* **WHAT IS NEEDED**
Extract the full set of records that follows, word for word.

* **DATA PROVIDED**
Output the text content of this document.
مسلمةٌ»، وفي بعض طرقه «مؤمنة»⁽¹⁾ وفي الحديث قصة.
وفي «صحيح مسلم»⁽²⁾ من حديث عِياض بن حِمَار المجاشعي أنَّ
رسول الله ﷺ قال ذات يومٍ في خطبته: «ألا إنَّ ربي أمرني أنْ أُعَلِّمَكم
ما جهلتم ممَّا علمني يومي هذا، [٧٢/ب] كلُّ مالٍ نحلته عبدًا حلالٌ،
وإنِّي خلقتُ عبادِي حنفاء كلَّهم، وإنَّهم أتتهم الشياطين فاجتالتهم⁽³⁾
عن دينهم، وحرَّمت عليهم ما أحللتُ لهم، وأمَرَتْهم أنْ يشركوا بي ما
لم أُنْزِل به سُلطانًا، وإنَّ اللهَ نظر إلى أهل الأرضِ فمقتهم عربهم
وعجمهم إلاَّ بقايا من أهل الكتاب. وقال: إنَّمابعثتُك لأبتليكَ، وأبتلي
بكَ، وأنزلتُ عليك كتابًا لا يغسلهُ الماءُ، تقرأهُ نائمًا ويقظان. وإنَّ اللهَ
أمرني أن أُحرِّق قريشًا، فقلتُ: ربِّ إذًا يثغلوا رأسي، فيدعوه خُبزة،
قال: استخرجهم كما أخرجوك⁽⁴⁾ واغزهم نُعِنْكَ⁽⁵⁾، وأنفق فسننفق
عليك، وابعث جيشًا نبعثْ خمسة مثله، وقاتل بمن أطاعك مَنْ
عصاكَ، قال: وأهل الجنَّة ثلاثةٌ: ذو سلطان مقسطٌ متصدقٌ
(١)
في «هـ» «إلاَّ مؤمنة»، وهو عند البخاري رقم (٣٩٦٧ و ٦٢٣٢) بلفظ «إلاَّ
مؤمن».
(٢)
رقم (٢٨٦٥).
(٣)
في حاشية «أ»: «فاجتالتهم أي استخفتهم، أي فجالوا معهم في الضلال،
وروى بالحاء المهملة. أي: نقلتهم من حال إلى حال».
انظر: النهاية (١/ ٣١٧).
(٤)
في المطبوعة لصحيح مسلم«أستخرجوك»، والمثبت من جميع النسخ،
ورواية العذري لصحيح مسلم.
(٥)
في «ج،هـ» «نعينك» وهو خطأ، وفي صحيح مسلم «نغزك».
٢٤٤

* **SOLUTION TO THE EXERCISE**
Output the text content of this document.
مسلمةٌ»، وفي بعض طرقه «مؤمنة»⁽¹⁾ وفي الحديث قصة.
وفي «صحيح مسلم»⁽²⁾ من حديث عِياض بن حِمَار المجاشعي أنَّ
رسول الله ﷺ قال ذات يومٍ في خطبته: «ألا إنَّ ربي أمرني أنْ أُعَلِّمَكم
ما جهلتم ممَّا علمني يومي هذا، [٧٢/ب] كلُّ مالٍ نحلته عبدًا حلالٌ،
وإنِّي خلقتُ عبادِي حنفاء كلَّهم، وإنَّهم أتتهم الشياطين فاجتالتهم⁽³⁾
عن دينهم، وحرَّمت عليهم ما أحللتُ لهم، وأمَرَتْهم أنْ يشركوا بي ما
لم أُنْزِل به سُلطانًا، وإنَّ اللهَ نظر إلى أهل الأرضِ فمقتهم عربهم
وعجمهم إلاَّ بقايا من أهل الكتاب. وقال: إنَّمابعثتُك لأبتليكَ، وأبتلي
بكَ، وأنزلتُ عليك كتابًا لا يغسلهُ الماءُ، تقرأهُ نائمًا ويقظان. وإنَّ اللهَ
أمرني أن أُحرِّق قريشًا، فقلتُ: ربِّ إذًا يثغلوا رأسي، فيدعوه خُبزة،
قال: استخرجهم كما أخرجوك⁽⁴⁾ واغزهم نُعِنْكَ⁽⁵⁾، وأنفق فسننفق
عليك، وابعث جيشًا نبعثْ خمسة مثله، وقاتل بمن أطاعك مَنْ
عصاكَ، قال: وأهل الجنَّة ثلاثةٌ: ذو سلطان مقسطٌ متصدقٌ
(١)
في «هـ» «إلاَّ مؤمنة»، وهو عند البخاري رقم (٣٩٦٧ و ٦٢٣٢) بلفظ «إلاَّ
مؤمن».
(٢)
رقم (٢٨٦٥).
(٣)
في حاشية «أ»: «فاجتالتهم أي استخفتهم، أي فجالوا معهم في الضلال،
وروى بالحاء المهملة. أي: نقلتهم من حال إلى حال».
انظر: النهاية (١/ ٣١٧).
(٤)
في المطبوعة لصحيح مسلم«أستخرجوك»، والمثبت من جميع النسخ،
ورواية العذري لصحيح مسلم.
(٥)
في «ج،هـ» «نعينك» وهو خطأ، وفي صحيح مسلم «نغزك».
٢٤٤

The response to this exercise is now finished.